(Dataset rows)
━━━━━━━━

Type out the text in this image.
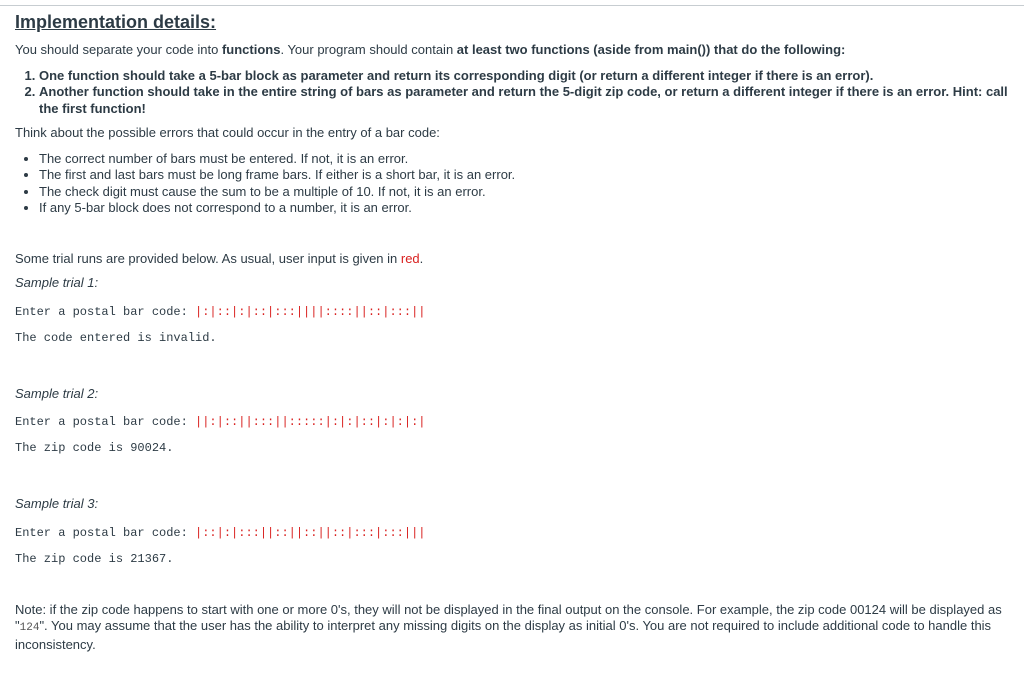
Implementation details:

You should separate your code into functions. Your program should contain at least two functions (aside from main()) that do the following:

1. One function should take a 5-bar block as parameter and return its corresponding digit (or return a different integer if there is an error).
2. Another function should take in the entire string of bars as parameter and return the 5-digit zip code, or return a different integer if there is an error. Hint: call the first function!

Think about the possible errors that could occur in the entry of a bar code:

• The correct number of bars must be entered. If not, it is an error.
• The first and last bars must be long frame bars. If either is a short bar, it is an error.
• The check digit must cause the sum to be a multiple of 10. If not, it is an error.
• If any 5-bar block does not correspond to a number, it is an error.

Some trial runs are provided below. As usual, user input is given in red.

Sample trial 1:

Enter a postal bar code: |:|::|:|::|:::||||::::||::|:::||
The code entered is invalid.

Sample trial 2:

Enter a postal bar code: ||:|::||:::||:::::|:|:|::|:|:|:|
The zip code is 90024.

Sample trial 3:

Enter a postal bar code: |::|:|:::||::||::||::|:::|:::|||
The zip code is 21367.

Note: if the zip code happens to start with one or more 0's, they will not be displayed in the final output on the console. For example, the zip code 00124 will be displayed as "124". You may assume that the user has the ability to interpret any missing digits on the display as initial 0's. You are not required to include additional code to handle this inconsistency.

━━━━━━━━

__STATED TASK__.
Track down all lines above with the string "this" and copy them.

__WRITTEN SOLUTION__.
Type out the text in this image.
Note: if the zip code happens to start with one or more 0's, they will not be displayed in the final output on the console. For example, the zip code 00124 will be displayed as "124". You may assume that the user has the ability to interpret any missing digits on the display as initial 0's. You are not required to include additional code to handle this inconsistency.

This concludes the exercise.